→ Task directions:
Set down the part of the film review that opens with the words containing "The film then" and closes with "with this garbage.", copying it word for word.

→ Document passage:
- Opening Delimiter -
Wednesday, January 26, 2011

NO STRINGS ATTACHED

“NO STRINGS ATTACHED” (Ashton Kutcher & Natalie Portman)
This is the perfect date movie . . . if you want to end the relationship.
Adam (Kutcher) meets Emma (Portman) at summer camp when they’re in their early teens. After she consoles him for being treated like a geek by the other kids, he asks her for an uncouthed favor and she simply says 'no'.
They meet again in their late teens & since Ashton doesn’t look like such a geek anymore, Emma invites him on a date. We then see Emma’s mother, a grieving widow at her husband’s gravesite, surrounded by mourners dressed appropriately in black – Except Adam who is wearing bright yellow sweats with Michigan Wolverine lettering. Some audience members snickered at this – It turned me against this film and I knew the thing didn’t stand much of a chance of winning me back. That scene wasn’t funny because NO ONE WOULD EVER DO SOMETHING LIKE THAT. This (supposedly) young woman PURPOSELY RUINED HER FATHER’S FUNERAL – Made a complete mockery of her father’s death while showing a complete disregard for her mother’s devastation. Making Emma one callous bitch.
The film then turns into an episode of ‘Glee’ as we discover Adam’s job is as an assistant on the Ivan Reitman-directed TV show of singing and dancing high school students. The joke being that Reitman is the actual director of the movie. First James L. Burrows releases a total piece of crap & now Reitman sinks to his lowest level with this garbage.
By the time Adam & Emma reach their mid-thirties (& the actors actually start looking their age) they still behave like teenagers. This isn’t funny either, it’s more sad than anything else. ‘No Strings Attached’ is as meaningless as the casual sex these two immature airheads are constantly having as ‘friends with benefits’.
And the writing doesn’t help matters; within a two minute span each of the main characters asks someone, “What up?”
Whilst dining with Adam’s father (Kevin Kline as an over-the-hill one-time child star of an early 70’s sitcom called ‘Great Scott!’) Emma then has the gall to tell dad & his girlfriend (an ‘ex’ of Adam’s) that THEY’RE behaving like children.
Throughout the film Adam acts as though he can’t stand his father - hooking up with his ex-girlfriend was the last straw - yet when he hears that his father has OD’d on cough syrup, a panic-stricken Adam immediately rushes to the hospital, dumping Lucy, the well-built production assistant (Lake Bell) that adores him.
They try to make dad seem... well, I don’t know what Reitman was going for when he filmed a scene of dialogue where Kline states that he’s "58 years old and has 6 pictures of his (penis) on his phone – plus two others of someone else’s (penis)". . . I don’t normally like to use ‘text speak’ when I write, but after hearing this line I did think, “WTF?”
The only entertaining moment came for me when Adam burned a ‘period’ CD for Emma to play when it was her ‘time of the month’ – as Emma was reading off the titles, I felt certain that the obvious choice, Alice Cooper’s “Only Women (Bleed)” would start playing, but it didn’t – wasn’t even on the mix! So, to compensate, I started playing the song in my head – the long version – it was the best 5 minutes of the film.
- Closing Delimiter -
→ Page segmentation data:
- Opening Delimiter -
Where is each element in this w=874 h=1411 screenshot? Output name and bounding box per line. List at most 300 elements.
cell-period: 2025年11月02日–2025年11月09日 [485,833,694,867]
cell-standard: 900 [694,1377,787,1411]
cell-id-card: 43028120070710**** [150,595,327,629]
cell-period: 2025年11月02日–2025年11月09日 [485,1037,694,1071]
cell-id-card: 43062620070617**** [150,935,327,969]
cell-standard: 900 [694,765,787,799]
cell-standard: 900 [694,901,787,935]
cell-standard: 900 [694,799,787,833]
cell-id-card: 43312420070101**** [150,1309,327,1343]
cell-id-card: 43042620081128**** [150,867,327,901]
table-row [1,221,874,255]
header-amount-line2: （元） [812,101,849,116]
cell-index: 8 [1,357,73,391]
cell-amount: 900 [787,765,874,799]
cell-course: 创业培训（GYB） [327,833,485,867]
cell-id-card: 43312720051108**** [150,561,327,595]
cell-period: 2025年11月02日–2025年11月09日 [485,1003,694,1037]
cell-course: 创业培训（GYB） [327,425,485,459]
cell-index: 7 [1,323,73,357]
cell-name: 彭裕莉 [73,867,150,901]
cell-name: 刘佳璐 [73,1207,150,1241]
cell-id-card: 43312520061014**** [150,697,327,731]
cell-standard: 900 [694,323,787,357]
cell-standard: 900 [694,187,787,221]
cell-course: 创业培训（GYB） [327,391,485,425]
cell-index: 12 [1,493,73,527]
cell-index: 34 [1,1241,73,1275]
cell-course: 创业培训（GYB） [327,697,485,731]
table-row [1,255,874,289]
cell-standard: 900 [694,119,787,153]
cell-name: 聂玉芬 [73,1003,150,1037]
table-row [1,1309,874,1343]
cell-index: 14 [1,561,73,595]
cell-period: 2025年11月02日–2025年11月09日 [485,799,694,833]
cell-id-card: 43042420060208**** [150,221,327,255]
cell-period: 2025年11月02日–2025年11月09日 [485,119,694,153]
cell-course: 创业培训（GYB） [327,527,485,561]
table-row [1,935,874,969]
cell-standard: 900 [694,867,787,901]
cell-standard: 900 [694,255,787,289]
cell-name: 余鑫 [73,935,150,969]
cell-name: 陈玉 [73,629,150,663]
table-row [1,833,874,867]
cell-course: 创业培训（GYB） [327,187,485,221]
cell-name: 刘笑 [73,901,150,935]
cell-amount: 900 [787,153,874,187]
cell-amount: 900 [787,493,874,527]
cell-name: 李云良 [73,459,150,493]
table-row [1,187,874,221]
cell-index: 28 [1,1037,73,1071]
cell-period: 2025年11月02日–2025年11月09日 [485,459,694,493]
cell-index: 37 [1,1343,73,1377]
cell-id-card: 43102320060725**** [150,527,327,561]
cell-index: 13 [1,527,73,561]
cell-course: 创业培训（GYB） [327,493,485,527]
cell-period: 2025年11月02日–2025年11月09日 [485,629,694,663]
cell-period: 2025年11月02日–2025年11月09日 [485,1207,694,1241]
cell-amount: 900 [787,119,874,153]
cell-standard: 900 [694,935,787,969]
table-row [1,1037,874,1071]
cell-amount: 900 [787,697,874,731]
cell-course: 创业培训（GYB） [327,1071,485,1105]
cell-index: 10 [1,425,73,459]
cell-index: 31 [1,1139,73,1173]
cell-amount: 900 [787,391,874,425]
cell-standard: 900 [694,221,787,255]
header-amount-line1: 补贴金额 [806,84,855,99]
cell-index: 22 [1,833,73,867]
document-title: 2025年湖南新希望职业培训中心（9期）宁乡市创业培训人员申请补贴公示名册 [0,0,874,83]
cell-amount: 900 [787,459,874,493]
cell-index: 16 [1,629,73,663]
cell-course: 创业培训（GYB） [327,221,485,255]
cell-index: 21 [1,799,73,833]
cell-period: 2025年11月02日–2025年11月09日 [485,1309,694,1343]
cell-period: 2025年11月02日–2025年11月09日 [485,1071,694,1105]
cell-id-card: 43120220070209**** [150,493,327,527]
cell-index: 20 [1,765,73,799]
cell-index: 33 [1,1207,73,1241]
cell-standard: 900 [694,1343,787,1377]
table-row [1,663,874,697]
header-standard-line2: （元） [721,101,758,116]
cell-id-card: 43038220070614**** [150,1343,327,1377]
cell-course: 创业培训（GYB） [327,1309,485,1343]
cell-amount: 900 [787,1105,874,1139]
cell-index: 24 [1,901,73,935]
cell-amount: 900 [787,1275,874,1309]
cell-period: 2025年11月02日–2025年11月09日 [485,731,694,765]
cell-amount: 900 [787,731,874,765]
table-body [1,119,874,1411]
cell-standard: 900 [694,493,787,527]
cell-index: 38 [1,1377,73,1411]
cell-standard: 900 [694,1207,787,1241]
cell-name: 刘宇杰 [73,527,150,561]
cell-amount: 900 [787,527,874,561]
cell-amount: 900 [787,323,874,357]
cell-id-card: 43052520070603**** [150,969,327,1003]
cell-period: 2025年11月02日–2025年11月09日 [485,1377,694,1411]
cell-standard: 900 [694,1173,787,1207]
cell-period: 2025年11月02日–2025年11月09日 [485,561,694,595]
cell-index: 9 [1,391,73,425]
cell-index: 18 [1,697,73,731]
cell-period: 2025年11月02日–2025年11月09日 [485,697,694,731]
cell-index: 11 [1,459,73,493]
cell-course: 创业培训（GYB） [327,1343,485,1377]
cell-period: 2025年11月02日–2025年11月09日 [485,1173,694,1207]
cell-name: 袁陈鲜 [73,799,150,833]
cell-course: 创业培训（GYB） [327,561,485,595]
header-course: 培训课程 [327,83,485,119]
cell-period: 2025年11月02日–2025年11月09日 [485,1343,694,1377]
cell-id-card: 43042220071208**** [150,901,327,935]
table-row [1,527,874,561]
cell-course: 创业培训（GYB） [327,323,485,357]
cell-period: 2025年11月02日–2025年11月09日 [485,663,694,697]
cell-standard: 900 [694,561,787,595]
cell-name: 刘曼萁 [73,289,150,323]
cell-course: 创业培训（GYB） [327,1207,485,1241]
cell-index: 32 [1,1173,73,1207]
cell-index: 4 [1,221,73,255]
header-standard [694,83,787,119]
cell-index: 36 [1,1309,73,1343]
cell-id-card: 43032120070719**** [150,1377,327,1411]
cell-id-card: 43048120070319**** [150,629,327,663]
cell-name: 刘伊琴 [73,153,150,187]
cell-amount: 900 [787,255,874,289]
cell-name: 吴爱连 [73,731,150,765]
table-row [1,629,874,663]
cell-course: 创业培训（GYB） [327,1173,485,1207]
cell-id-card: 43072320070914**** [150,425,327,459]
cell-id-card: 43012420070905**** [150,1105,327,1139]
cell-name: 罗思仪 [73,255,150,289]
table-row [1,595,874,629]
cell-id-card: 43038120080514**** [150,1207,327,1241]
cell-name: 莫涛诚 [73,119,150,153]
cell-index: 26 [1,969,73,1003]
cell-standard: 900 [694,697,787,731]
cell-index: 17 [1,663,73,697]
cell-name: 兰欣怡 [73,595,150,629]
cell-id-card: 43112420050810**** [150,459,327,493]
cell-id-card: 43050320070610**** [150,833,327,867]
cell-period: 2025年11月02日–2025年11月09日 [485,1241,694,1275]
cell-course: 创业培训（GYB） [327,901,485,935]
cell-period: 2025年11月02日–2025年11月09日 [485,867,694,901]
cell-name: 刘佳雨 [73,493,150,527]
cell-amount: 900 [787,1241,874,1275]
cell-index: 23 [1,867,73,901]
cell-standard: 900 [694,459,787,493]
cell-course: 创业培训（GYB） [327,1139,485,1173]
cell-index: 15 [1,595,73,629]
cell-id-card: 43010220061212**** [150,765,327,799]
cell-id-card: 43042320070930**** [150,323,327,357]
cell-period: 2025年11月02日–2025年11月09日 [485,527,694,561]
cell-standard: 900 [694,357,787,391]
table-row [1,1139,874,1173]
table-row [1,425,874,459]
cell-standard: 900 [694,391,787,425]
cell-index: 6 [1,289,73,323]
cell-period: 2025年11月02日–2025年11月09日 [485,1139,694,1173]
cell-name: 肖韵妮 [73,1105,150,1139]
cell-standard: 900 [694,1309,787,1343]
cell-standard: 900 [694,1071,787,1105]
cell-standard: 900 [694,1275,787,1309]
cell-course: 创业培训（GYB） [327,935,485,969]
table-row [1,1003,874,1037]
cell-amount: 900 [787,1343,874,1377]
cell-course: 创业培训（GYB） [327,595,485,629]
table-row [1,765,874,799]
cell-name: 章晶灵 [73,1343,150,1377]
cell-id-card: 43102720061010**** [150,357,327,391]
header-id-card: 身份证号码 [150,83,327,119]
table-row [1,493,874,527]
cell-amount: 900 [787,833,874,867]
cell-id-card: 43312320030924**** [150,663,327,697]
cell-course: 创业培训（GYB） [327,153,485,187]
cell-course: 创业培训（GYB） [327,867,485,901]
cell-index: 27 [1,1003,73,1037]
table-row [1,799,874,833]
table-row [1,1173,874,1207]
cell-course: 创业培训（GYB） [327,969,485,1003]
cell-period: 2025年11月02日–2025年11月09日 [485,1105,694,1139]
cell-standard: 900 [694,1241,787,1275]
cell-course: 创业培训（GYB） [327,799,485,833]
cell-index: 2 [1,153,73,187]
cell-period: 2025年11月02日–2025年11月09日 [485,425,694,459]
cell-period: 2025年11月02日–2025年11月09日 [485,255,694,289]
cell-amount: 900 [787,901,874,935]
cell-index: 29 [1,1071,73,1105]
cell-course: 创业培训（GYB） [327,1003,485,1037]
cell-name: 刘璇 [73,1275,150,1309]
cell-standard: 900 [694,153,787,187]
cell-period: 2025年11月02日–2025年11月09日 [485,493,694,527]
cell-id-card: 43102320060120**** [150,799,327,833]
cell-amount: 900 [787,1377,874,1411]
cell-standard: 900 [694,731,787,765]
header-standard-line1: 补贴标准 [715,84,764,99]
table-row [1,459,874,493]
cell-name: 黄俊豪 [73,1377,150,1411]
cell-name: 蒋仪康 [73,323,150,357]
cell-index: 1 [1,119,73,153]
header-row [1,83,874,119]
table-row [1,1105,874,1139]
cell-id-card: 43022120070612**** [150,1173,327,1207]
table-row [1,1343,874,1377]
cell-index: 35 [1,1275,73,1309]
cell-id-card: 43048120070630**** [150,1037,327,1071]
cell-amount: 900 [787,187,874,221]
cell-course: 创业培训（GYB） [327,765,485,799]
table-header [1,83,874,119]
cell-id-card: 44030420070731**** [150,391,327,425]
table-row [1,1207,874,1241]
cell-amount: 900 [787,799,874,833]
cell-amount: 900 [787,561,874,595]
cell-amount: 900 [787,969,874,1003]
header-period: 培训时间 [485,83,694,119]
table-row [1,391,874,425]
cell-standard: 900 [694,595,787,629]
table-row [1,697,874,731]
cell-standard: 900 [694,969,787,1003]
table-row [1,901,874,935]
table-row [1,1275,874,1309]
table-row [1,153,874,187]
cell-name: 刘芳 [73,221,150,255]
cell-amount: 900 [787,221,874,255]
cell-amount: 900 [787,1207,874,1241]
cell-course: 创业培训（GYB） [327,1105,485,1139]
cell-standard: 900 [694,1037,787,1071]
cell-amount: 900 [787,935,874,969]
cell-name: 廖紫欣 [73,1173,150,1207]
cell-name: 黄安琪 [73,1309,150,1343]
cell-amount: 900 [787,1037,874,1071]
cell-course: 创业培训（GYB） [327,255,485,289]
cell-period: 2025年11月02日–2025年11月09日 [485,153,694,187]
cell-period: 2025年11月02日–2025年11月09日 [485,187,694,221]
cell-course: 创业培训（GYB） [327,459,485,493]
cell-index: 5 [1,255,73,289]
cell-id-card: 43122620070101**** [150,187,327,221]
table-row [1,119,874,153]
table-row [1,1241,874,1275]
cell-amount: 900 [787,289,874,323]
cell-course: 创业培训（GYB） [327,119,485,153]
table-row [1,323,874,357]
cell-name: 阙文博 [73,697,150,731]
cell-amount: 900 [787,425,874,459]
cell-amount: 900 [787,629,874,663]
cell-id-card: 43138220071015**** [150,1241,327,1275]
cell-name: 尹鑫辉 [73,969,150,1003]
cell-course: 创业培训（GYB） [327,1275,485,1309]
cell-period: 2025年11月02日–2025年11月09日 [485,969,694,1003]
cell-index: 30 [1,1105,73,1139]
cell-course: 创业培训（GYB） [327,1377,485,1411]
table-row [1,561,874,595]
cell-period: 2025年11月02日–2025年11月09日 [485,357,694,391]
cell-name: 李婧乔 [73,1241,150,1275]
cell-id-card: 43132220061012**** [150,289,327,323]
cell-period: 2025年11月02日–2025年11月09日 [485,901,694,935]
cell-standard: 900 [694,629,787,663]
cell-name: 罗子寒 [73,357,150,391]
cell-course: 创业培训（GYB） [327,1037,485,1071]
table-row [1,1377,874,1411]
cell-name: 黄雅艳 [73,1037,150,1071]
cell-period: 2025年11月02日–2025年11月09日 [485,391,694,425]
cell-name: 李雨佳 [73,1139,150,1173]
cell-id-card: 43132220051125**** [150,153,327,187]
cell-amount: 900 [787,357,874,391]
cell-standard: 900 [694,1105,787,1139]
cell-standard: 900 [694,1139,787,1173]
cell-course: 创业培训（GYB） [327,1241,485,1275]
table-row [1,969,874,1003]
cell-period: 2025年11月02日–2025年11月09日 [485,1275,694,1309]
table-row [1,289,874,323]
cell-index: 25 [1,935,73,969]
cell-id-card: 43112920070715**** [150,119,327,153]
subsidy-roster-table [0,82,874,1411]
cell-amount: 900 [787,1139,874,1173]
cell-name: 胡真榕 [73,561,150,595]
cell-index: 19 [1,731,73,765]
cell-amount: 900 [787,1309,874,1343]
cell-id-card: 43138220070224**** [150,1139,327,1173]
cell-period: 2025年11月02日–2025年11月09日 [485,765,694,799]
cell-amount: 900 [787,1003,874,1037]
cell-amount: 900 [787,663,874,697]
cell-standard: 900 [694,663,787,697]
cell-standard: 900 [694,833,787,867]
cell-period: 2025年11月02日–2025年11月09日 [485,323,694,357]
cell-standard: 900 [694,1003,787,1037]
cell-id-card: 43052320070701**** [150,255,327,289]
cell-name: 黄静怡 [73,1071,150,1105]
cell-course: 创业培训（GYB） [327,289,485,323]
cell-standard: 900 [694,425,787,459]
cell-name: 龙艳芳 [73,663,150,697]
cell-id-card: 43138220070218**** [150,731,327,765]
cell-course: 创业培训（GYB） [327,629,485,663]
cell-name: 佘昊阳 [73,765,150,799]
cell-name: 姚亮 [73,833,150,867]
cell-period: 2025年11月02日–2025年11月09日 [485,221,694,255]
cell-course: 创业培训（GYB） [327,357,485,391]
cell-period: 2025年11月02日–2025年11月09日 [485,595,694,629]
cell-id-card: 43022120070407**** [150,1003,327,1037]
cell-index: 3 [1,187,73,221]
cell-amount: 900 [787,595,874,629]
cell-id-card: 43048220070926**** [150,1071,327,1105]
- Closing Delimiter -
→ Your solution:
The film then turns into an episode of ‘Glee’ as we discover Adam’s job is as an assistant on the Ivan Reitman-directed TV show of singing and dancing high school students. The joke being that Reitman is the actual director of the movie. First James L. Burrows releases a total piece of crap & now Reitman sinks to his lowest level with this garbage.